Pick out the lines containing "pinata".

-- begin Records for processing --

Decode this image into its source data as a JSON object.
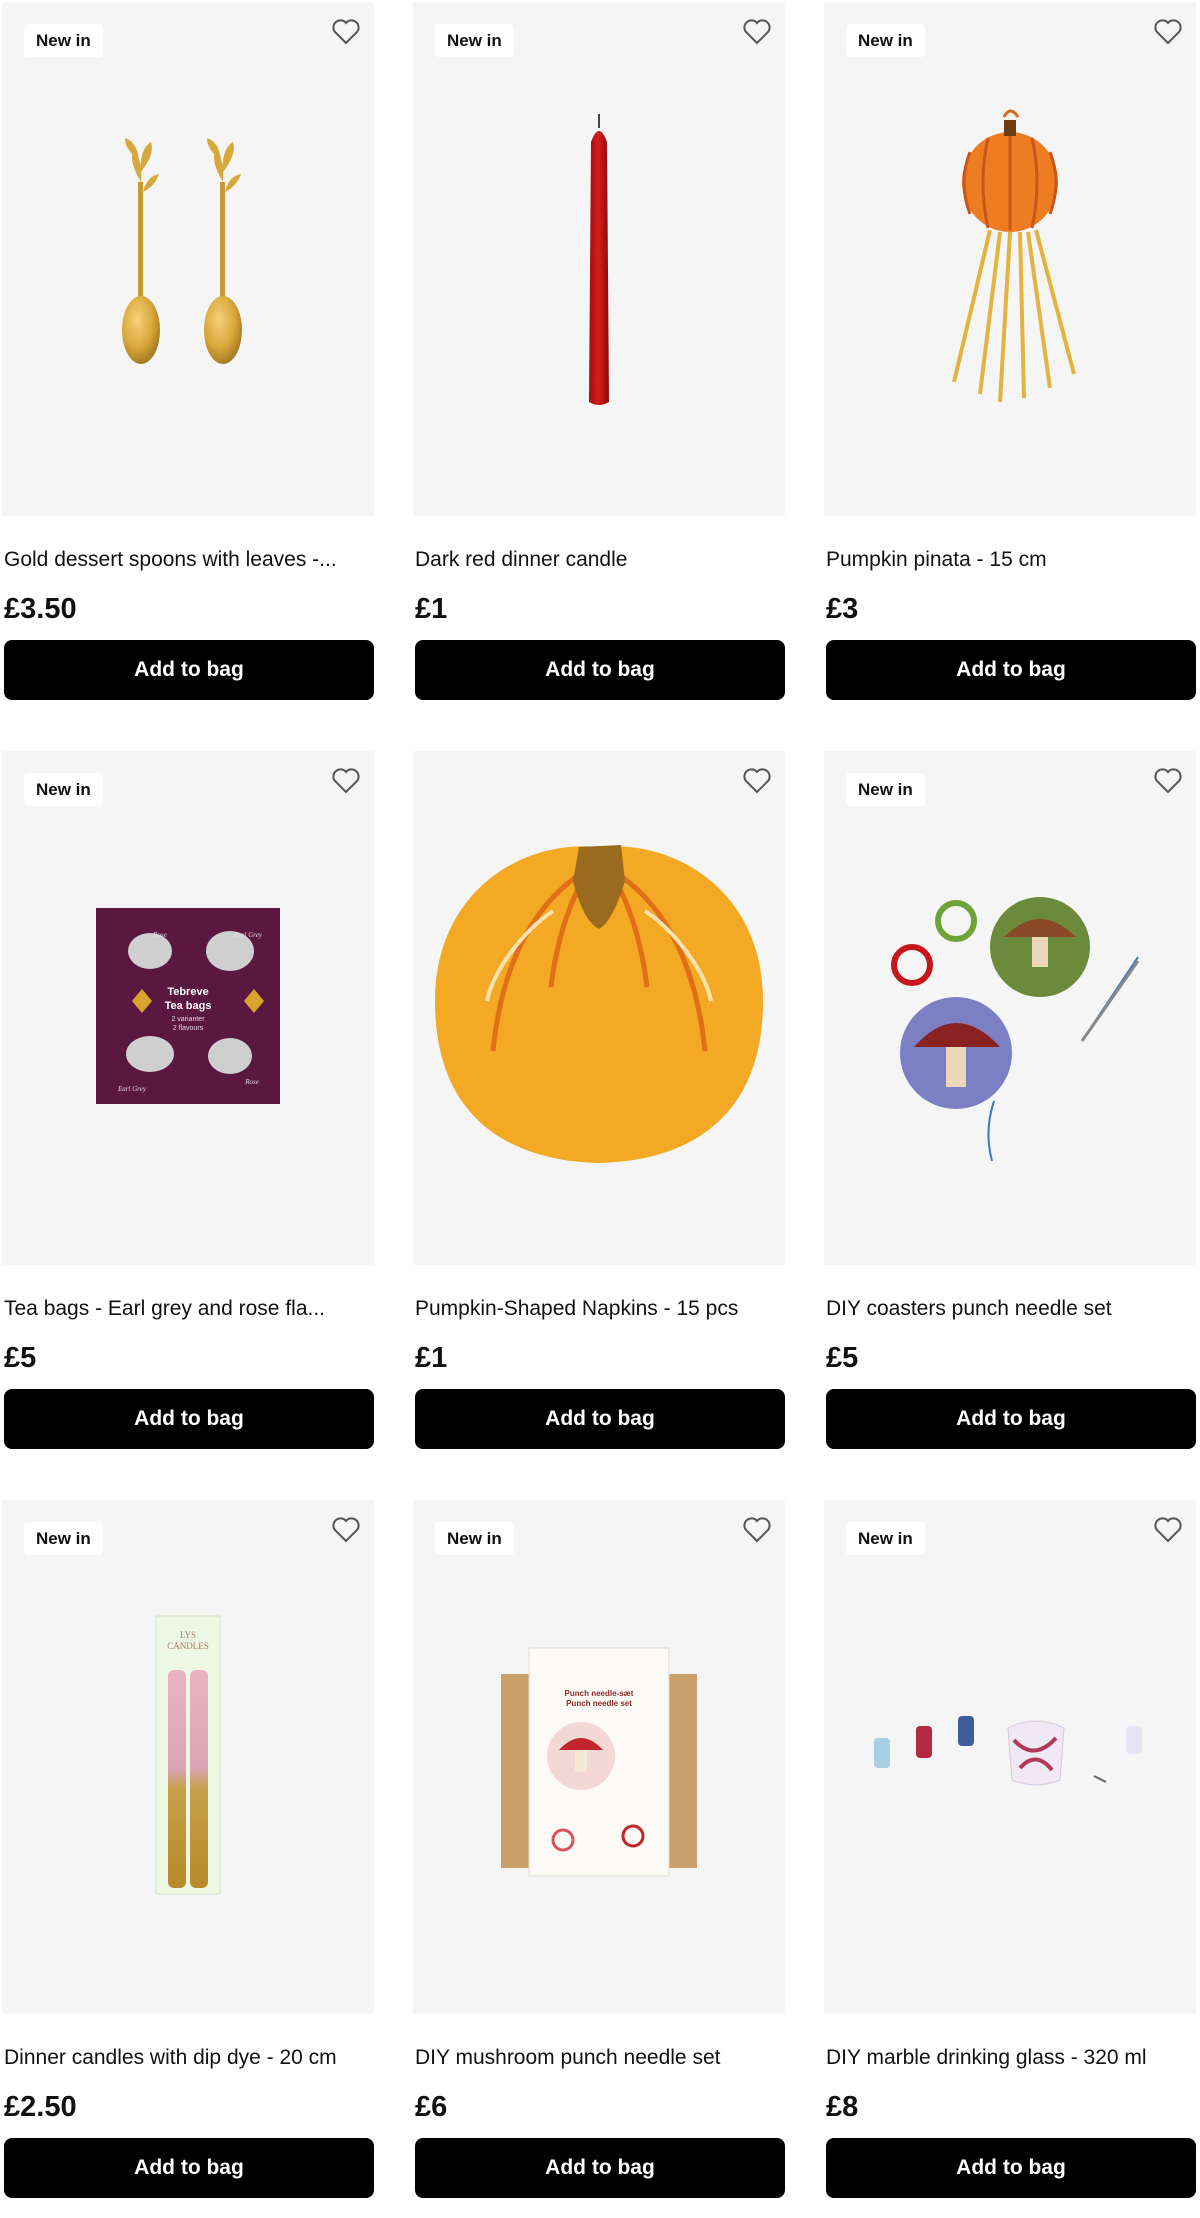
{
  "products": [
    {
      "badge": "New in",
      "title": "Gold dessert spoons with leaves -...",
      "price": "£3.50",
      "button": "Add to bag",
      "icon": "gold-spoons-image"
    },
    {
      "badge": "New in",
      "title": "Dark red dinner candle",
      "price": "£1",
      "button": "Add to bag",
      "icon": "red-candle-image"
    },
    {
      "badge": "New in",
      "title": "Pumpkin pinata - 15 cm",
      "price": "£3",
      "button": "Add to bag",
      "icon": "pumpkin-pinata-image"
    },
    {
      "badge": "New in",
      "title": "Tea bags - Earl grey and rose fla...",
      "price": "£5",
      "button": "Add to bag",
      "icon": "tea-bags-image",
      "pack_text": {
        "brand_line1": "Tebreve",
        "brand_line2": "Tea bags",
        "sub1": "2 varianter",
        "sub2": "2 flavours",
        "label_rose": "Rose",
        "label_earl": "Earl Grey"
      }
    },
    {
      "badge": "",
      "title": "Pumpkin-Shaped Napkins - 15 pcs",
      "price": "£1",
      "button": "Add to bag",
      "icon": "pumpkin-napkin-image"
    },
    {
      "badge": "New in",
      "title": "DIY coasters punch needle set",
      "price": "£5",
      "button": "Add to bag",
      "icon": "punch-needle-coasters-image"
    },
    {
      "badge": "New in",
      "title": "Dinner candles with dip dye - 20 cm",
      "price": "£2.50",
      "button": "Add to bag",
      "icon": "dip-dye-candles-image",
      "pack_text": {
        "line1": "LYS",
        "line2": "CANDLES"
      }
    },
    {
      "badge": "New in",
      "title": "DIY mushroom punch needle set",
      "price": "£6",
      "button": "Add to bag",
      "icon": "mushroom-punch-needle-image",
      "pack_text": {
        "line1": "Punch needle-sæt",
        "line2": "Punch needle set"
      }
    },
    {
      "badge": "New in",
      "title": "DIY marble drinking glass - 320 ml",
      "price": "£8",
      "button": "Add to bag",
      "icon": "marble-glass-image"
    }
  ],
  "colors": {
    "button_bg": "#000000",
    "image_bg": "#f5f5f5",
    "badge_bg": "#ffffff"
  }
}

-- end Records for processing --

Solution to this exercise:
      "title": "Pumpkin pinata - 15 cm",
      "icon": "pumpkin-pinata-image"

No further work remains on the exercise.